Figure contents as structured data:
+---+

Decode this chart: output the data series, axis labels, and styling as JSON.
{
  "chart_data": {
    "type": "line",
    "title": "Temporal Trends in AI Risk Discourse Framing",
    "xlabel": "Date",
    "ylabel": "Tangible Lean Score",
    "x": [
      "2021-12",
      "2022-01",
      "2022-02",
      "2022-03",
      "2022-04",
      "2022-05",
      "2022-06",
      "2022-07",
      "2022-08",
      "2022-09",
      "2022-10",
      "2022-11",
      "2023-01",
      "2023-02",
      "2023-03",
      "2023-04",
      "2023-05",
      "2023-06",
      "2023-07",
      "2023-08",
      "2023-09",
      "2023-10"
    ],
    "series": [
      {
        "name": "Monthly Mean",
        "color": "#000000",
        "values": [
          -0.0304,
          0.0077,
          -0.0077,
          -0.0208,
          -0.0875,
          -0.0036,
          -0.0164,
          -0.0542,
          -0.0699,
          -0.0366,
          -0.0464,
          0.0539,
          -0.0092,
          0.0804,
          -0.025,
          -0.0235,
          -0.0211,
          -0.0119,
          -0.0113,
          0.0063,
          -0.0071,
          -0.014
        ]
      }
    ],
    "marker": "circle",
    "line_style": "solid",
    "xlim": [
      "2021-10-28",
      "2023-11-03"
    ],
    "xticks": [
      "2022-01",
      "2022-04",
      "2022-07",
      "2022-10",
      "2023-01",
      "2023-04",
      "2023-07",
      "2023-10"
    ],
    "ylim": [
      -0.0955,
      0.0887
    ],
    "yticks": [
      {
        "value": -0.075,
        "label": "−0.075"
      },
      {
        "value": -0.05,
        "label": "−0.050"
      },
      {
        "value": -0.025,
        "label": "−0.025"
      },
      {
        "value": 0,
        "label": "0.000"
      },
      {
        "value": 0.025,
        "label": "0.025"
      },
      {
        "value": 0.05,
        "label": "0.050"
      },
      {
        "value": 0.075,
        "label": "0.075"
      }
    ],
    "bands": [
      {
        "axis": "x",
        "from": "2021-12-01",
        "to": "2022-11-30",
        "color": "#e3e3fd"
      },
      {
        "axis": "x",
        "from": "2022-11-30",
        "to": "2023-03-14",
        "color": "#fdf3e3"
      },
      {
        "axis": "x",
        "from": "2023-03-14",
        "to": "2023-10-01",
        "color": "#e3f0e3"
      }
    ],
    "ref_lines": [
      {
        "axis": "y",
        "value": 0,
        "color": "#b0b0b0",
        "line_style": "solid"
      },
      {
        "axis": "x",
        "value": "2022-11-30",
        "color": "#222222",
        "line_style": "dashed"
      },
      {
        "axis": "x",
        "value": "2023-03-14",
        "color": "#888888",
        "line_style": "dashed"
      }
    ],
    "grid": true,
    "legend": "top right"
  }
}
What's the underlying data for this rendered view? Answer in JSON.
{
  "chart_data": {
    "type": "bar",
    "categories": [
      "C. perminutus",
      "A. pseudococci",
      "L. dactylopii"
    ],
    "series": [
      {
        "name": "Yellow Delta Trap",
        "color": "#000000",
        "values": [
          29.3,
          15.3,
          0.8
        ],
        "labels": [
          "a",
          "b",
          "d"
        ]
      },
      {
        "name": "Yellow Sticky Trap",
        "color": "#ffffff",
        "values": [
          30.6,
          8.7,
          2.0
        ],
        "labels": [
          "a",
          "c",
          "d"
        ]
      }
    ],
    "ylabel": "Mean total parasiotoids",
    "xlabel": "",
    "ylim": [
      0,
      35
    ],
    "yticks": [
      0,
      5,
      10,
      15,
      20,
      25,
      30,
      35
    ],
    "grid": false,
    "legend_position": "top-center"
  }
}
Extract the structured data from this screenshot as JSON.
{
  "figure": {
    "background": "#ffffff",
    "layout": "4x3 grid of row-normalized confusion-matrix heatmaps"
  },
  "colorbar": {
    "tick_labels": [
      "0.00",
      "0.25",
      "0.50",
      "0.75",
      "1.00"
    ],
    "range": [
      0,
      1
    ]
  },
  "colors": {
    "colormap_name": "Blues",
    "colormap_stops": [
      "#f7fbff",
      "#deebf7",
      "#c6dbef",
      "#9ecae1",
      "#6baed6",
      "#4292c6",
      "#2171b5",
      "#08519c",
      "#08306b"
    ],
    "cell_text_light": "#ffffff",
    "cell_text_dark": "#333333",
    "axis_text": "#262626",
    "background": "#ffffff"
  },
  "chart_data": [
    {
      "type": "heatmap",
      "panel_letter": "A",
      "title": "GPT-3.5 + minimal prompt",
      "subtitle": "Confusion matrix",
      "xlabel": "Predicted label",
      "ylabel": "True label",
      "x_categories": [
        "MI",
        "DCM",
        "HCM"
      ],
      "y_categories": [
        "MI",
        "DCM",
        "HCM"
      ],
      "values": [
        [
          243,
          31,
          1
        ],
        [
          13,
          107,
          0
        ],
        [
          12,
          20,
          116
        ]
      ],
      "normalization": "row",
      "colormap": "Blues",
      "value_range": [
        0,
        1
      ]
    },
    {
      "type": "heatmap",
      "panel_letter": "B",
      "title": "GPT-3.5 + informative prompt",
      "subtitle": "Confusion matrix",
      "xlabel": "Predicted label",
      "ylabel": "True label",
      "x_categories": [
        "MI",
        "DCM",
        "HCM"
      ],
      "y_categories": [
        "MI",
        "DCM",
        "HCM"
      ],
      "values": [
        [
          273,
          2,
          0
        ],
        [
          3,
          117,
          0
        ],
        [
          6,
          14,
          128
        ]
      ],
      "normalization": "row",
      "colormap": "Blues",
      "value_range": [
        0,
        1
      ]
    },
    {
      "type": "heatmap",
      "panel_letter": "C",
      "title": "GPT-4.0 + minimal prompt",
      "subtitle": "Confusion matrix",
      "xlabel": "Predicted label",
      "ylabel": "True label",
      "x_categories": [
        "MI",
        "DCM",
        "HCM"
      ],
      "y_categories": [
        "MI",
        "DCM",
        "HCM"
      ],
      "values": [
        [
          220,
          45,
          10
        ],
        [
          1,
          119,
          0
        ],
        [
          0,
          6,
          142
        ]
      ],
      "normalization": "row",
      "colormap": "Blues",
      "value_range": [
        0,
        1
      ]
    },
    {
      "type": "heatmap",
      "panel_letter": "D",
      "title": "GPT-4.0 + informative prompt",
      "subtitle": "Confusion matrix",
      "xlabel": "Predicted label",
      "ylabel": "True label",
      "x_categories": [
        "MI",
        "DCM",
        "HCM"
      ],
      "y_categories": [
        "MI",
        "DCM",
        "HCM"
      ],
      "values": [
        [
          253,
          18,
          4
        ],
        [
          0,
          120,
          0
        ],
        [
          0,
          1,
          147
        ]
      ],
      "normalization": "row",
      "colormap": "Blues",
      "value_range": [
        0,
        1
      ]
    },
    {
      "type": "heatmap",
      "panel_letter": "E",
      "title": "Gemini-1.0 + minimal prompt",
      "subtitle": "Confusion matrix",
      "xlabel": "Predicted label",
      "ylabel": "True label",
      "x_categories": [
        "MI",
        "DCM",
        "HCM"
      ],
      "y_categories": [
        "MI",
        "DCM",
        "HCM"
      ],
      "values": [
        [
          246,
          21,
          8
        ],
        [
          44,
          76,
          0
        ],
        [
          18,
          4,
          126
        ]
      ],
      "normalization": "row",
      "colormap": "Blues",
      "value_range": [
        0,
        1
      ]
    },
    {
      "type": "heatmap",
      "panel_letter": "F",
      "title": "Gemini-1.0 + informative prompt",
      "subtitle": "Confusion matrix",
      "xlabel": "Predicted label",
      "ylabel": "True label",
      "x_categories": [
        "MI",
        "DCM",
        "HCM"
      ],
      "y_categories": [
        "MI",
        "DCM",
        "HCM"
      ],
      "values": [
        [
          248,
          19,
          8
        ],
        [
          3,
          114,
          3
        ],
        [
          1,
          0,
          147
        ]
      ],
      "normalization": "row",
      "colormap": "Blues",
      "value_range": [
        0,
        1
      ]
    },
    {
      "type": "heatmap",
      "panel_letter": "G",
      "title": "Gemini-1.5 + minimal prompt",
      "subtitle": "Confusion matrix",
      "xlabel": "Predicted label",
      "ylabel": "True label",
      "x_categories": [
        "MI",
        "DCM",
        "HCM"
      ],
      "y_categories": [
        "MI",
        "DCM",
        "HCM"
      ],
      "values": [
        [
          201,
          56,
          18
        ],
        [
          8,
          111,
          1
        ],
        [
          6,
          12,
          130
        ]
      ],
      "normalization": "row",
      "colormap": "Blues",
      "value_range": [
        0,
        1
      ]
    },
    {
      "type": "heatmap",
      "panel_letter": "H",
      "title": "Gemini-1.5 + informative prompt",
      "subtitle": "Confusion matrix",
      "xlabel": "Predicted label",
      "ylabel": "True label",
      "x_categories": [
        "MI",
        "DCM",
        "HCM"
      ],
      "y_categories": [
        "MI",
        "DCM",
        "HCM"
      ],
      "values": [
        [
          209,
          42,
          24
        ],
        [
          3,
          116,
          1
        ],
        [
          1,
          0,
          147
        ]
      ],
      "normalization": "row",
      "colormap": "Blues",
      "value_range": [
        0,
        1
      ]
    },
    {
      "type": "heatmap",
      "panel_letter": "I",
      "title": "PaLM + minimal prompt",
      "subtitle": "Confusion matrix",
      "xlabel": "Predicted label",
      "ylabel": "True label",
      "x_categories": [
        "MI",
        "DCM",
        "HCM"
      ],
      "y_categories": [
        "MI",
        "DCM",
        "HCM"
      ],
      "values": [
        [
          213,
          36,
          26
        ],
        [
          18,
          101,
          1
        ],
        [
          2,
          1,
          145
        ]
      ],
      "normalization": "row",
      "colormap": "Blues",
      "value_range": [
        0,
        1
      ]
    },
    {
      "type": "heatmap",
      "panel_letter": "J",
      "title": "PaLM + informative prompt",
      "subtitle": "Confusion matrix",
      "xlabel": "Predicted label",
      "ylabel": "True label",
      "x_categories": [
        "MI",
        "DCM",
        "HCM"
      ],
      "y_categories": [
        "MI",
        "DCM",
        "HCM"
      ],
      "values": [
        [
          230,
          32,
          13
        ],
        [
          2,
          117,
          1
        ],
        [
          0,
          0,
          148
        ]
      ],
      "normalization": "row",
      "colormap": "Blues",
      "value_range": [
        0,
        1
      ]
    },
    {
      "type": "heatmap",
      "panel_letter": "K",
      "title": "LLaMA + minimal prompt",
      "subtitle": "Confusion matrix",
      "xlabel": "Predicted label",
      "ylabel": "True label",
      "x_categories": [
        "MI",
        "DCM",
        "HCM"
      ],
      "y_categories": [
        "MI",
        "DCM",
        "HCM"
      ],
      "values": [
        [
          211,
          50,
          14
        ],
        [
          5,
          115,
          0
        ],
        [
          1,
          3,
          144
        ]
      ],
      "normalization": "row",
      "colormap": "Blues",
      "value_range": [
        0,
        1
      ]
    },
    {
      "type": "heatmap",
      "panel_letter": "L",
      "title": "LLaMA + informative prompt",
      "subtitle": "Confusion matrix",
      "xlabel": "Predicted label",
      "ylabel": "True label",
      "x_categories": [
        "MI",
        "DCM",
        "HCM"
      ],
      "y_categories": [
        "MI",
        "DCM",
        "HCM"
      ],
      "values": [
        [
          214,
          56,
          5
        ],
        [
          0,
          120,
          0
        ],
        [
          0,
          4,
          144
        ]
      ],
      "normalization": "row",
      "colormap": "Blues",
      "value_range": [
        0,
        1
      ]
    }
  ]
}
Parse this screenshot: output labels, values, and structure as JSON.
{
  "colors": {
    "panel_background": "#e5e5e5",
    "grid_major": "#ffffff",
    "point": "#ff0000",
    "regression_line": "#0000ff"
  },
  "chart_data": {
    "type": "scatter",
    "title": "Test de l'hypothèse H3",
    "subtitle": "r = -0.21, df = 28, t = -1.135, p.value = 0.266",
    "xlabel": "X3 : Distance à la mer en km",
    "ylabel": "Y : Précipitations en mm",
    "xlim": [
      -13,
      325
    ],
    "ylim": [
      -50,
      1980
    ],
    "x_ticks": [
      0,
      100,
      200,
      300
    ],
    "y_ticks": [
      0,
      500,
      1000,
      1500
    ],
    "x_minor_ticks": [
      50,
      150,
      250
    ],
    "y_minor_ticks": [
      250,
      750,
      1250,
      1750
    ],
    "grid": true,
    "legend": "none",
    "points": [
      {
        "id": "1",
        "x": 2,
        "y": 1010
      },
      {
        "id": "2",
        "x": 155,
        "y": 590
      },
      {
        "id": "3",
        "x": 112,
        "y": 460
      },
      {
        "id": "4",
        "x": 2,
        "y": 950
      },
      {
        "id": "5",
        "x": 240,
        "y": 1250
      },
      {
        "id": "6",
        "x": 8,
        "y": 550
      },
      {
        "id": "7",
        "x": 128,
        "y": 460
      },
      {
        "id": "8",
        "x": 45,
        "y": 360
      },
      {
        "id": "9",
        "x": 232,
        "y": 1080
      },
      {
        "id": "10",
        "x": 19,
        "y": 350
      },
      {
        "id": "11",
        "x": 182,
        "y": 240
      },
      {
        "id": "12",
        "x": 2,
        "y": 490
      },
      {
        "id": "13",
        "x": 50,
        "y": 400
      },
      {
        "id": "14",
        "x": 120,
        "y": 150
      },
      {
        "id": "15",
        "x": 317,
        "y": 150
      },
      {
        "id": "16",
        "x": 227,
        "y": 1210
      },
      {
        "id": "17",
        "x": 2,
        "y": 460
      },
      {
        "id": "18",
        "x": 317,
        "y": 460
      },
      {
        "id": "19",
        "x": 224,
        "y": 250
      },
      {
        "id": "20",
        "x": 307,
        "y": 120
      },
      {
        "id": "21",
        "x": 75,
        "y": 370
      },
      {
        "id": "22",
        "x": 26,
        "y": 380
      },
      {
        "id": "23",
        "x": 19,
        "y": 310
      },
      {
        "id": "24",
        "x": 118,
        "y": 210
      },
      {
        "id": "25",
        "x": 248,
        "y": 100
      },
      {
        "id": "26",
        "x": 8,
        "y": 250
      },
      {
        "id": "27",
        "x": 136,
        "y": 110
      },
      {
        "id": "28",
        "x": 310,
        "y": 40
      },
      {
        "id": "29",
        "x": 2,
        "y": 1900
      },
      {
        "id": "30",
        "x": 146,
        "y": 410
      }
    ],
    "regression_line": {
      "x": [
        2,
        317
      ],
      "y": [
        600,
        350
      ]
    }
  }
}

+---+

> Brief
Say how many lines above hold the word "LLaMA", giving only the count.

> Written response
2